◆ **AIM OF THE EXERCISE**: Take every line that has the string "content" and copy it out.

[Dataset entries]
[Start]
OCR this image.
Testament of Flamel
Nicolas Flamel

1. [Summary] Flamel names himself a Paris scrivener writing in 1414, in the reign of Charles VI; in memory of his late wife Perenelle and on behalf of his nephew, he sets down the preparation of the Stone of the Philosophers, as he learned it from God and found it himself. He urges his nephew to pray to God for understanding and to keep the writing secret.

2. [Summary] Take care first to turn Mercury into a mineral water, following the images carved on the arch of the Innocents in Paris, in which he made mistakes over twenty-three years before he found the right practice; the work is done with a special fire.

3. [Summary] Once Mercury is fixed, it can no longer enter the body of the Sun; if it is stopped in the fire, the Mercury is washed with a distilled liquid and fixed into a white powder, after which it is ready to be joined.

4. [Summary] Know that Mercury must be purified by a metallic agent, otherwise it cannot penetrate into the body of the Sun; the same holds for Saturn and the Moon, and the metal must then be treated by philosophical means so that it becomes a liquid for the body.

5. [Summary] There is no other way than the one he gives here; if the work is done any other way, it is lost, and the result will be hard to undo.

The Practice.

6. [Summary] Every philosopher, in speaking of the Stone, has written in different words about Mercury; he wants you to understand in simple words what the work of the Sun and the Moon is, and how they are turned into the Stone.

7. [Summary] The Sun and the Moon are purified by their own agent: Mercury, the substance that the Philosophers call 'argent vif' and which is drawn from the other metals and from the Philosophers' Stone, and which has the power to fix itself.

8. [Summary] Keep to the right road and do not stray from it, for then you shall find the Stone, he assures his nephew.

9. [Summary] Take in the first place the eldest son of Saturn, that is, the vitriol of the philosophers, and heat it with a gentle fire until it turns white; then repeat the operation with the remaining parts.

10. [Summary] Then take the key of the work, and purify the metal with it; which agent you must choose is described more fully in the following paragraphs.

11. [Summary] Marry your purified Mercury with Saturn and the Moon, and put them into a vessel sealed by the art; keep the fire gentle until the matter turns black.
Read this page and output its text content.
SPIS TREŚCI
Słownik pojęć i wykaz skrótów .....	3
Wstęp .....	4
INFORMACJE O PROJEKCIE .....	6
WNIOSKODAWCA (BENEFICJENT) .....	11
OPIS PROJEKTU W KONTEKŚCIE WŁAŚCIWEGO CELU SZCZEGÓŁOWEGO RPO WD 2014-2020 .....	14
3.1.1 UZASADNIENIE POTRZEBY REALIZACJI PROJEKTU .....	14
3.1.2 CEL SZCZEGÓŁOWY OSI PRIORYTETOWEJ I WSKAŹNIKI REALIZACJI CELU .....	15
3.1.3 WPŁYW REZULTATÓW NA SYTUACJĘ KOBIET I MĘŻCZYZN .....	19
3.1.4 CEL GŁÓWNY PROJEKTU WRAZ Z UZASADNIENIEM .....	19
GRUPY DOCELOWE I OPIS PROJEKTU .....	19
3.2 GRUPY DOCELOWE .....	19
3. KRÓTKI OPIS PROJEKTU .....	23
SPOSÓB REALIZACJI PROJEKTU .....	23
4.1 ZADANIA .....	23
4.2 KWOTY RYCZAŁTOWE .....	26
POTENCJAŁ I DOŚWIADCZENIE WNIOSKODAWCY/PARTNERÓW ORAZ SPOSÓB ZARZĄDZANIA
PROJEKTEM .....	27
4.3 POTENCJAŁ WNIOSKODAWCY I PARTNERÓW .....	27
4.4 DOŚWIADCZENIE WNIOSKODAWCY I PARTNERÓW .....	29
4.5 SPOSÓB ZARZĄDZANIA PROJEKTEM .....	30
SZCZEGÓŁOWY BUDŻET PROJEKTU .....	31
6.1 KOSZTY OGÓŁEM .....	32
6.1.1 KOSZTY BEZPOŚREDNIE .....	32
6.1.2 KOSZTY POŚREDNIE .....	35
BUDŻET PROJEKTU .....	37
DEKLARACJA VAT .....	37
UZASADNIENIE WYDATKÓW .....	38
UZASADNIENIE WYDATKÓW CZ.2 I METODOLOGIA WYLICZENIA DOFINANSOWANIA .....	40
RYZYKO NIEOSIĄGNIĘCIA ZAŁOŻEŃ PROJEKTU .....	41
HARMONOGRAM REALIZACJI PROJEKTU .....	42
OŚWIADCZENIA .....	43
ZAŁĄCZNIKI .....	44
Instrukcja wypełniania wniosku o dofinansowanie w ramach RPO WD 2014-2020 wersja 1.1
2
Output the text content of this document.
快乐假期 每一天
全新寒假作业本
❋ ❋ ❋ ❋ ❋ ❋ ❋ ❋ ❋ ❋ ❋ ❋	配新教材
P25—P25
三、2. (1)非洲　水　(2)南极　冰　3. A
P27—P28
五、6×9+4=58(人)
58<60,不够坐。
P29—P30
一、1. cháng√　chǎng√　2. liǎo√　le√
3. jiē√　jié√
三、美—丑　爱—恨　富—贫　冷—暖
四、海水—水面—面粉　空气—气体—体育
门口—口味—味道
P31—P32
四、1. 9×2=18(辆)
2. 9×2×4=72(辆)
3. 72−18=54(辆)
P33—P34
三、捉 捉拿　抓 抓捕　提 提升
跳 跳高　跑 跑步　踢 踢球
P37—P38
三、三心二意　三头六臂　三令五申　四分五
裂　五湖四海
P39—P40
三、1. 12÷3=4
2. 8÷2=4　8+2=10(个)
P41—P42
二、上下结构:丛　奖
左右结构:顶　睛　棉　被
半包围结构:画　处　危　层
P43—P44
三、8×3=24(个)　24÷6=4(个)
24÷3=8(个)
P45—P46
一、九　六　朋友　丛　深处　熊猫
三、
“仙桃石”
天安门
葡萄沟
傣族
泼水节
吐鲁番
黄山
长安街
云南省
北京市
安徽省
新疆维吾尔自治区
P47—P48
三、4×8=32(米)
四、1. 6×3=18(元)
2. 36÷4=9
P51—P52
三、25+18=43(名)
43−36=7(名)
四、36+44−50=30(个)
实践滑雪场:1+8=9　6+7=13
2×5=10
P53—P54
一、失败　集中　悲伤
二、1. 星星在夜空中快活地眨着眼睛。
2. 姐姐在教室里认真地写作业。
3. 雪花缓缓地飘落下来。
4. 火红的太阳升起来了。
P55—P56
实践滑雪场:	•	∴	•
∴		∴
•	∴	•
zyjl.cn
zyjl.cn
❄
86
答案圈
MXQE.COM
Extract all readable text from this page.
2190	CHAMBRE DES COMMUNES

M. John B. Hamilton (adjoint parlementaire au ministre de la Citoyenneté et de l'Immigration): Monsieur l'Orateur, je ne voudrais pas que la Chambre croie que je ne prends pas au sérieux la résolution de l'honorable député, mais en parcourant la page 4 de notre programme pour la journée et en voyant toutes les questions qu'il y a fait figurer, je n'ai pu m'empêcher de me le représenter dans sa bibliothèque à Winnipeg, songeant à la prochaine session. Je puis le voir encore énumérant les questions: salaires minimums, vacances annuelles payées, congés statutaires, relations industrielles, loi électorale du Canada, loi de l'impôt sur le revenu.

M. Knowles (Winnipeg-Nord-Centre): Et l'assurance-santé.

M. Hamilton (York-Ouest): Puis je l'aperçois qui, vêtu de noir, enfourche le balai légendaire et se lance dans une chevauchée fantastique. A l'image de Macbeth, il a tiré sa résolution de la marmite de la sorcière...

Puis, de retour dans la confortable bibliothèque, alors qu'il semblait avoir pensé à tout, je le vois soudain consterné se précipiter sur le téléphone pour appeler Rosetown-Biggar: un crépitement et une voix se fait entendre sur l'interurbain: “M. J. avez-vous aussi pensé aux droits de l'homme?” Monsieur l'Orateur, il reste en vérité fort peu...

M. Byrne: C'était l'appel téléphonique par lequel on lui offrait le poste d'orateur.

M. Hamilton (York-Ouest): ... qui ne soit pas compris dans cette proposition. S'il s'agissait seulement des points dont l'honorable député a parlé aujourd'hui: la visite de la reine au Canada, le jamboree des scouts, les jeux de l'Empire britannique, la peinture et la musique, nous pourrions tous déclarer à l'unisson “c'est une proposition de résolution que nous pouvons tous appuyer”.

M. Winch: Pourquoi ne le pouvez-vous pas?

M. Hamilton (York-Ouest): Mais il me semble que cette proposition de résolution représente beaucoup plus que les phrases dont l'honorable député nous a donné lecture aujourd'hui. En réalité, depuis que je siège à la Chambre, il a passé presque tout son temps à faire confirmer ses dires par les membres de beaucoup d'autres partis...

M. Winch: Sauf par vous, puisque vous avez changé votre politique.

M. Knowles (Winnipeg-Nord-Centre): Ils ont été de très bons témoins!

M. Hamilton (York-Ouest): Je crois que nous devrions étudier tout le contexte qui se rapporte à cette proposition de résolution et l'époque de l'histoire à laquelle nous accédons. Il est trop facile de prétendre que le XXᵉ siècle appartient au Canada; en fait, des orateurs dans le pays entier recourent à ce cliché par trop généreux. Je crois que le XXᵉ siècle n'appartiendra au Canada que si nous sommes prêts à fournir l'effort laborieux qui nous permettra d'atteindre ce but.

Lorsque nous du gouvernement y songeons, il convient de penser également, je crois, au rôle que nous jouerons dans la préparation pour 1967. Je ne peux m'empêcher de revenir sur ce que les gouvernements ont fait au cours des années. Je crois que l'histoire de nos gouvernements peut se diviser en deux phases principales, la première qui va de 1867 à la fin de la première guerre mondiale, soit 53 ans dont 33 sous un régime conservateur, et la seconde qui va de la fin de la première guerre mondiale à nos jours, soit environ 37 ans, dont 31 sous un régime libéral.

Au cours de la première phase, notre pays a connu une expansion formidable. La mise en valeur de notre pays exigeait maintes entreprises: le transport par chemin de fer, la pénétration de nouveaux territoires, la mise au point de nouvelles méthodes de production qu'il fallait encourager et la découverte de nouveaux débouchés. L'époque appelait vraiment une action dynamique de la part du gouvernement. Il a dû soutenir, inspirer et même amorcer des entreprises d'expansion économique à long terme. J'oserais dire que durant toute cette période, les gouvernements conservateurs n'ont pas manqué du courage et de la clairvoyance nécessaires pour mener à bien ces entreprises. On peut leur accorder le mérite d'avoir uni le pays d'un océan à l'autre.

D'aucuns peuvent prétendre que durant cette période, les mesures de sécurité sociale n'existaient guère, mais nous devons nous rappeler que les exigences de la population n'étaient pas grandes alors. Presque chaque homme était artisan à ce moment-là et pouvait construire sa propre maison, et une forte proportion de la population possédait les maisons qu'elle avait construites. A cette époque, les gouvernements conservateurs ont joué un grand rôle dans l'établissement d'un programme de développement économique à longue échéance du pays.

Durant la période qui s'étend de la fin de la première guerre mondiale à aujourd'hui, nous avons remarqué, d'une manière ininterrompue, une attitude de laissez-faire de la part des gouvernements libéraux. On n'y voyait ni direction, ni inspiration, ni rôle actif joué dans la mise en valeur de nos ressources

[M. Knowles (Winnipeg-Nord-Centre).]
[End]
◆ **COMPLETED TASK**:
Read this page and output its text content.
Output the text content of this document.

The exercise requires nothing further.